### Exercise details
Print the records below exactly as they appear.

### Information provided
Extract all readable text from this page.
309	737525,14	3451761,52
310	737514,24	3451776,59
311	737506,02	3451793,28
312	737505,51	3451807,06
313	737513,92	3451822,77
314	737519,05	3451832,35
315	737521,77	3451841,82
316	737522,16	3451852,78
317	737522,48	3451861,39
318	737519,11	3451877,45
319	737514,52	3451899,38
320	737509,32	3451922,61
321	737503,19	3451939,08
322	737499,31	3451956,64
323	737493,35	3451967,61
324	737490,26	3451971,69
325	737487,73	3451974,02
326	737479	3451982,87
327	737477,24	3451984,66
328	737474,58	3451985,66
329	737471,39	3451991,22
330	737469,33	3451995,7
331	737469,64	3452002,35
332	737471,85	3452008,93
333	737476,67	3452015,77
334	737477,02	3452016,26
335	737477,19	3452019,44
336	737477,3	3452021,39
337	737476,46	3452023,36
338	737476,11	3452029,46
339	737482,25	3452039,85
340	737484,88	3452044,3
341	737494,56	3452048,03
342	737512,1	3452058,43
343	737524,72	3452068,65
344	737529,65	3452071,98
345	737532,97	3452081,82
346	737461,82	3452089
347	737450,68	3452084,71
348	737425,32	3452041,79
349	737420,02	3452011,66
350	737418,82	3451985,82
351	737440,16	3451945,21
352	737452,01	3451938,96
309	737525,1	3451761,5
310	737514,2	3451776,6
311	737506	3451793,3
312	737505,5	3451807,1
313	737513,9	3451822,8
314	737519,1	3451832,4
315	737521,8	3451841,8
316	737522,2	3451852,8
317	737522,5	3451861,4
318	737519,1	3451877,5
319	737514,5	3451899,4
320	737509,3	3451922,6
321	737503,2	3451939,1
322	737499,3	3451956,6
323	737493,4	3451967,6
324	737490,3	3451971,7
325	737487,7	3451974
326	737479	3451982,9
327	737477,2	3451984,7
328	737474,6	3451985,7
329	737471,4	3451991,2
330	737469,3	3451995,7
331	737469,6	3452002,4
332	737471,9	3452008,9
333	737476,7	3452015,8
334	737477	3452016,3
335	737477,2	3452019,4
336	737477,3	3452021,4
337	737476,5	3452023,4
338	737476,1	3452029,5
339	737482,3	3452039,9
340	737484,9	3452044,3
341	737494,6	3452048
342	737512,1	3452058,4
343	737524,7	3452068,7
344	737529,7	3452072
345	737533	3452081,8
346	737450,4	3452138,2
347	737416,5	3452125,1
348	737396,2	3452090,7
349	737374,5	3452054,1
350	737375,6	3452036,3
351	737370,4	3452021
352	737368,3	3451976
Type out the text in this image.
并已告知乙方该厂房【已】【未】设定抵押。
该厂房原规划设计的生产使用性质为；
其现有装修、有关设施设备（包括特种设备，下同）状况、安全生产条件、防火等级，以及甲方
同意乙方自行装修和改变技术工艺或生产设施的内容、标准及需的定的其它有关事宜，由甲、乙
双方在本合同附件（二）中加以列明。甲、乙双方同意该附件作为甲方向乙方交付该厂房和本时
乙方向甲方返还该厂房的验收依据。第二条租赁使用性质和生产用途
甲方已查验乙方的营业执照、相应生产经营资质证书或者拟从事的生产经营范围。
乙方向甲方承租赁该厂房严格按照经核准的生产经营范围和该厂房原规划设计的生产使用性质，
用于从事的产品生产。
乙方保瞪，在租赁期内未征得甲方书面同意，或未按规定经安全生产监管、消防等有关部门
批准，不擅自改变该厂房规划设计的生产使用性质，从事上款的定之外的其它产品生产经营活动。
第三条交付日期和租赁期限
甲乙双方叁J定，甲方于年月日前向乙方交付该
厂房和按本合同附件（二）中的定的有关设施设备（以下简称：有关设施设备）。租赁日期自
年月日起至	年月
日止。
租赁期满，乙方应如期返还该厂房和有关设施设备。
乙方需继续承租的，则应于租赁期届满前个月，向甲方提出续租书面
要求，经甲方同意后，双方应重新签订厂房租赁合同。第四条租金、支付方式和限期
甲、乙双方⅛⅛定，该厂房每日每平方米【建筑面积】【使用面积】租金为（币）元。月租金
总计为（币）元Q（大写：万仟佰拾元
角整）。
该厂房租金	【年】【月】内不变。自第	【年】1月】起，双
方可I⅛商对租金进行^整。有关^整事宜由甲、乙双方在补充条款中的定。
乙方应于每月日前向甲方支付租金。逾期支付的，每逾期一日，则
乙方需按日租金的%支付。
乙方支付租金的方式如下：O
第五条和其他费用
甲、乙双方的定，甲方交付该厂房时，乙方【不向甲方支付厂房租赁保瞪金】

### Exercise result
Extract all readable text from this page.
309	737525,14	3451761,52
310	737514,24	3451776,59
311	737506,02	3451793,28
312	737505,51	3451807,06
313	737513,92	3451822,77
314	737519,05	3451832,35
315	737521,77	3451841,82
316	737522,16	3451852,78
317	737522,48	3451861,39
318	737519,11	3451877,45
319	737514,52	3451899,38
320	737509,32	3451922,61
321	737503,19	3451939,08
322	737499,31	3451956,64
323	737493,35	3451967,61
324	737490,26	3451971,69
325	737487,73	3451974,02
326	737479	3451982,87
327	737477,24	3451984,66
328	737474,58	3451985,66
329	737471,39	3451991,22
330	737469,33	3451995,7
331	737469,64	3452002,35
332	737471,85	3452008,93
333	737476,67	3452015,77
334	737477,02	3452016,26
335	737477,19	3452019,44
336	737477,3	3452021,39
337	737476,46	3452023,36
338	737476,11	3452029,46
339	737482,25	3452039,85
340	737484,88	3452044,3
341	737494,56	3452048,03
342	737512,1	3452058,43
343	737524,72	3452068,65
344	737529,65	3452071,98
345	737532,97	3452081,82
346	737461,82	3452089
347	737450,68	3452084,71
348	737425,32	3452041,79
349	737420,02	3452011,66
350	737418,82	3451985,82
351	737440,16	3451945,21
352	737452,01	3451938,96
309	737525,1	3451761,5
310	737514,2	3451776,6
311	737506	3451793,3
312	737505,5	3451807,1
313	737513,9	3451822,8
314	737519,1	3451832,4
315	737521,8	3451841,8
316	737522,2	3451852,8
317	737522,5	3451861,4
318	737519,1	3451877,5
319	737514,5	3451899,4
320	737509,3	3451922,6
321	737503,2	3451939,1
322	737499,3	3451956,6
323	737493,4	3451967,6
324	737490,3	3451971,7
325	737487,7	3451974
326	737479	3451982,9
327	737477,2	3451984,7
328	737474,6	3451985,7
329	737471,4	3451991,2
330	737469,3	3451995,7
331	737469,6	3452002,4
332	737471,9	3452008,9
333	737476,7	3452015,8
334	737477	3452016,3
335	737477,2	3452019,4
336	737477,3	3452021,4
337	737476,5	3452023,4
338	737476,1	3452029,5
339	737482,3	3452039,9
340	737484,9	3452044,3
341	737494,6	3452048
342	737512,1	3452058,4
343	737524,7	3452068,7
344	737529,7	3452072
345	737533	3452081,8
346	737450,4	3452138,2
347	737416,5	3452125,1
348	737396,2	3452090,7
349	737374,5	3452054,1
350	737375,6	3452036,3
351	737370,4	3452021
352	737368,3	3451976
Type out the text in this image.
并已告知乙方该厂房【已】【未】设定抵押。
该厂房原规划设计的生产使用性质为；
其现有装修、有关设施设备（包括特种设备，下同）状况、安全生产条件、防火等级，以及甲方
同意乙方自行装修和改变技术工艺或生产设施的内容、标准及需的定的其它有关事宜，由甲、乙
双方在本合同附件（二）中加以列明。甲、乙双方同意该附件作为甲方向乙方交付该厂房和本时
乙方向甲方返还该厂房的验收依据。第二条租赁使用性质和生产用途
甲方已查验乙方的营业执照、相应生产经营资质证书或者拟从事的生产经营范围。
乙方向甲方承租赁该厂房严格按照经核准的生产经营范围和该厂房原规划设计的生产使用性质，
用于从事的产品生产。
乙方保瞪，在租赁期内未征得甲方书面同意，或未按规定经安全生产监管、消防等有关部门
批准，不擅自改变该厂房规划设计的生产使用性质，从事上款的定之外的其它产品生产经营活动。
第三条交付日期和租赁期限
甲乙双方叁J定，甲方于年月日前向乙方交付该
厂房和按本合同附件（二）中的定的有关设施设备（以下简称：有关设施设备）。租赁日期自
年月日起至	年月
日止。
租赁期满，乙方应如期返还该厂房和有关设施设备。
乙方需继续承租的，则应于租赁期届满前个月，向甲方提出续租书面
要求，经甲方同意后，双方应重新签订厂房租赁合同。第四条租金、支付方式和限期
甲、乙双方⅛⅛定，该厂房每日每平方米【建筑面积】【使用面积】租金为（币）元。月租金
总计为（币）元Q（大写：万仟佰拾元
角整）。
该厂房租金	【年】【月】内不变。自第	【年】1月】起，双
方可I⅛商对租金进行^整。有关^整事宜由甲、乙双方在补充条款中的定。
乙方应于每月日前向甲方支付租金。逾期支付的，每逾期一日，则
乙方需按日租金的%支付。
乙方支付租金的方式如下：O
第五条和其他费用
甲、乙双方的定，甲方交付该厂房时，乙方【不向甲方支付厂房租赁保瞪金】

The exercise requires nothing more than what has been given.